» **Stored data**:
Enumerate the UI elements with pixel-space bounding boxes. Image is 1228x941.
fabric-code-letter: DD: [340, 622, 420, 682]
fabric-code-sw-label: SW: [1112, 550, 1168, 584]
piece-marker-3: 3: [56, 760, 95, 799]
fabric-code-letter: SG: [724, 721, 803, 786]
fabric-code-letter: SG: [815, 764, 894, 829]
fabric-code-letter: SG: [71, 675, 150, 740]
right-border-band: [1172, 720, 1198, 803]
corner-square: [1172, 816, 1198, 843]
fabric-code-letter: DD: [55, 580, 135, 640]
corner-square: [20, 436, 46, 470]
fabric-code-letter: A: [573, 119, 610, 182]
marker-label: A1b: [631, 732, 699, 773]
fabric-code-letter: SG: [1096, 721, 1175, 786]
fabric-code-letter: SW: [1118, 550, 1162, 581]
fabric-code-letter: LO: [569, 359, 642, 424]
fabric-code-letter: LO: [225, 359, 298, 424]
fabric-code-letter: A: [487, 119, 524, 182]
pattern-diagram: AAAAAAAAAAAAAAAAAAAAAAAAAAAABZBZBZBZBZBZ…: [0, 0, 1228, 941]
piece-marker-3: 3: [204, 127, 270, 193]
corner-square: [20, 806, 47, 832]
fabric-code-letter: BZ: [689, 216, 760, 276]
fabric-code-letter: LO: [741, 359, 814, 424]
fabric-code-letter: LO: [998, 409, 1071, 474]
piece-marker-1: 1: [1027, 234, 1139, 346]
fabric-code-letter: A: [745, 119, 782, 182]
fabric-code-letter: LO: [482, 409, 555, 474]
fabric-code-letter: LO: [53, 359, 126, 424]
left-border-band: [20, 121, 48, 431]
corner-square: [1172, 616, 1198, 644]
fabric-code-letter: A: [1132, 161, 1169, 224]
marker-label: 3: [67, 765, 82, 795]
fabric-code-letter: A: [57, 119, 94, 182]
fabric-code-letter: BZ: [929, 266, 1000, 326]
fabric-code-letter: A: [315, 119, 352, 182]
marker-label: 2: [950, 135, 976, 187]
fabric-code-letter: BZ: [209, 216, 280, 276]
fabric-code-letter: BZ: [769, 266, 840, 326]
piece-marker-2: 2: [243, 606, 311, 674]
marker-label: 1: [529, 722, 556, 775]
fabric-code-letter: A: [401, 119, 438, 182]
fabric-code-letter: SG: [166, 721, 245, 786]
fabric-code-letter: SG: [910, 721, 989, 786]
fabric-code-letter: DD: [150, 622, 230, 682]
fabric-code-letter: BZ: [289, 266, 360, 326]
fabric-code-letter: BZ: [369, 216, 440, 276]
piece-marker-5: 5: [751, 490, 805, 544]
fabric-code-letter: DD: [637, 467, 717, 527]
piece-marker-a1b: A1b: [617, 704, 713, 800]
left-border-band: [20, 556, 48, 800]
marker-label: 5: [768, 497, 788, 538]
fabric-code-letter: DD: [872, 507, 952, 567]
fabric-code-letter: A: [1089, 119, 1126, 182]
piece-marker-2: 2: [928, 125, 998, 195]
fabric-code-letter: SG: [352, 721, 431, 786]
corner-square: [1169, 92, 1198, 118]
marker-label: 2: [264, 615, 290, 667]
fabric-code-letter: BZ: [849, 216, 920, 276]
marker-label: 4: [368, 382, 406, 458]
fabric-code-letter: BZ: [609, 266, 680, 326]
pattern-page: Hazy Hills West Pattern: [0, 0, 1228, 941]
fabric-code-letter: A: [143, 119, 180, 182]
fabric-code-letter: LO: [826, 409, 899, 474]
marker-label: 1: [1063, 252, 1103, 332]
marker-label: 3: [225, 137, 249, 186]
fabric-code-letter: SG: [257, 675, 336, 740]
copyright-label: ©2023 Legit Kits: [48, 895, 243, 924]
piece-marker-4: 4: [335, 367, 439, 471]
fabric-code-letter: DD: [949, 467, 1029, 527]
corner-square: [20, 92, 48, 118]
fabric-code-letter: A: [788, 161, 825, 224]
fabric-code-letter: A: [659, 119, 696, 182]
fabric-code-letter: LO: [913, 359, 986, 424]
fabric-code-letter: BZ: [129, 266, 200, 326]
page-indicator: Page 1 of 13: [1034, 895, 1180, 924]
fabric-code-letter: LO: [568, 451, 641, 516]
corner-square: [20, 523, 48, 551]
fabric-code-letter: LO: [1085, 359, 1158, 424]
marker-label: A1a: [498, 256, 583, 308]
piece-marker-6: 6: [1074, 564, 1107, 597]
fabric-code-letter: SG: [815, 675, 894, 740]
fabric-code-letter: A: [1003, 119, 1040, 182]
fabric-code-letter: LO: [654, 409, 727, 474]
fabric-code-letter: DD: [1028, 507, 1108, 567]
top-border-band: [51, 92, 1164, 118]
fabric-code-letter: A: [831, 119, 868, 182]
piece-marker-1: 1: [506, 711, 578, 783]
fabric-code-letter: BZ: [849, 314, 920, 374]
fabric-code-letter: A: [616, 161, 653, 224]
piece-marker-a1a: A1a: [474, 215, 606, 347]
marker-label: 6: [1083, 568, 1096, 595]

» **What the task asks**:
Reproduce the material, replacing "corner-square" with "corner-block" throughout and leaving everything else unchanged.

» **Result below**:
Enumerate the UI elements with pixel-space bounding boxes. Image is 1228x941.
fabric-code-letter: DD: [340, 622, 420, 682]
fabric-code-sw-label: SW: [1112, 550, 1168, 584]
piece-marker-3: 3: [56, 760, 95, 799]
fabric-code-letter: SG: [724, 721, 803, 786]
fabric-code-letter: SG: [815, 764, 894, 829]
fabric-code-letter: SG: [71, 675, 150, 740]
right-border-band: [1172, 720, 1198, 803]
corner-block: [1172, 816, 1198, 843]
fabric-code-letter: DD: [55, 580, 135, 640]
corner-block: [20, 436, 46, 470]
fabric-code-letter: A: [573, 119, 610, 182]
marker-label: A1b: [631, 732, 699, 773]
fabric-code-letter: SG: [1096, 721, 1175, 786]
fabric-code-letter: SW: [1118, 550, 1162, 581]
fabric-code-letter: LO: [569, 359, 642, 424]
fabric-code-letter: LO: [225, 359, 298, 424]
fabric-code-letter: A: [487, 119, 524, 182]
pattern-diagram: AAAAAAAAAAAAAAAAAAAAAAAAAAAABZBZBZBZBZBZ…: [0, 0, 1228, 941]
piece-marker-3: 3: [204, 127, 270, 193]
corner-block: [20, 806, 47, 832]
fabric-code-letter: BZ: [689, 216, 760, 276]
fabric-code-letter: LO: [741, 359, 814, 424]
fabric-code-letter: LO: [998, 409, 1071, 474]
piece-marker-1: 1: [1027, 234, 1139, 346]
fabric-code-letter: A: [745, 119, 782, 182]
fabric-code-letter: LO: [482, 409, 555, 474]
fabric-code-letter: LO: [53, 359, 126, 424]
left-border-band: [20, 121, 48, 431]
corner-block: [1172, 616, 1198, 644]
fabric-code-letter: A: [1132, 161, 1169, 224]
marker-label: 3: [67, 765, 82, 795]
fabric-code-letter: A: [57, 119, 94, 182]
fabric-code-letter: BZ: [929, 266, 1000, 326]
fabric-code-letter: A: [315, 119, 352, 182]
marker-label: 2: [950, 135, 976, 187]
fabric-code-letter: BZ: [209, 216, 280, 276]
fabric-code-letter: BZ: [769, 266, 840, 326]
piece-marker-2: 2: [243, 606, 311, 674]
marker-label: 1: [529, 722, 556, 775]
fabric-code-letter: A: [401, 119, 438, 182]
fabric-code-letter: SG: [166, 721, 245, 786]
fabric-code-letter: SG: [910, 721, 989, 786]
fabric-code-letter: DD: [150, 622, 230, 682]
fabric-code-letter: BZ: [289, 266, 360, 326]
fabric-code-letter: BZ: [369, 216, 440, 276]
piece-marker-5: 5: [751, 490, 805, 544]
fabric-code-letter: DD: [637, 467, 717, 527]
piece-marker-a1b: A1b: [617, 704, 713, 800]
left-border-band: [20, 556, 48, 800]
marker-label: 5: [768, 497, 788, 538]
fabric-code-letter: DD: [872, 507, 952, 567]
fabric-code-letter: A: [1089, 119, 1126, 182]
piece-marker-2: 2: [928, 125, 998, 195]
fabric-code-letter: SG: [352, 721, 431, 786]
corner-block: [1169, 92, 1198, 118]
marker-label: 2: [264, 615, 290, 667]
fabric-code-letter: BZ: [849, 216, 920, 276]
marker-label: 4: [368, 382, 406, 458]
fabric-code-letter: BZ: [609, 266, 680, 326]
pattern-page: Hazy Hills West Pattern: [0, 0, 1228, 941]
fabric-code-letter: A: [143, 119, 180, 182]
fabric-code-letter: LO: [826, 409, 899, 474]
marker-label: 1: [1063, 252, 1103, 332]
marker-label: 3: [225, 137, 249, 186]
fabric-code-letter: SG: [257, 675, 336, 740]
copyright-label: ©2023 Legit Kits: [48, 895, 243, 924]
piece-marker-4: 4: [335, 367, 439, 471]
fabric-code-letter: DD: [949, 467, 1029, 527]
corner-block: [20, 92, 48, 118]
fabric-code-letter: A: [788, 161, 825, 224]
fabric-code-letter: A: [659, 119, 696, 182]
fabric-code-letter: LO: [913, 359, 986, 424]
fabric-code-letter: BZ: [129, 266, 200, 326]
page-indicator: Page 1 of 13: [1034, 895, 1180, 924]
fabric-code-letter: LO: [568, 451, 641, 516]
corner-block: [20, 523, 48, 551]
fabric-code-letter: LO: [1085, 359, 1158, 424]
marker-label: A1a: [498, 256, 583, 308]
piece-marker-6: 6: [1074, 564, 1107, 597]
fabric-code-letter: SG: [815, 675, 894, 740]
fabric-code-letter: A: [1003, 119, 1040, 182]
fabric-code-letter: LO: [654, 409, 727, 474]
fabric-code-letter: DD: [1028, 507, 1108, 567]
top-border-band: [51, 92, 1164, 118]
fabric-code-letter: A: [831, 119, 868, 182]
piece-marker-1: 1: [506, 711, 578, 783]
fabric-code-letter: BZ: [849, 314, 920, 374]
fabric-code-letter: A: [616, 161, 653, 224]
piece-marker-a1a: A1a: [474, 215, 606, 347]
marker-label: 6: [1083, 568, 1096, 595]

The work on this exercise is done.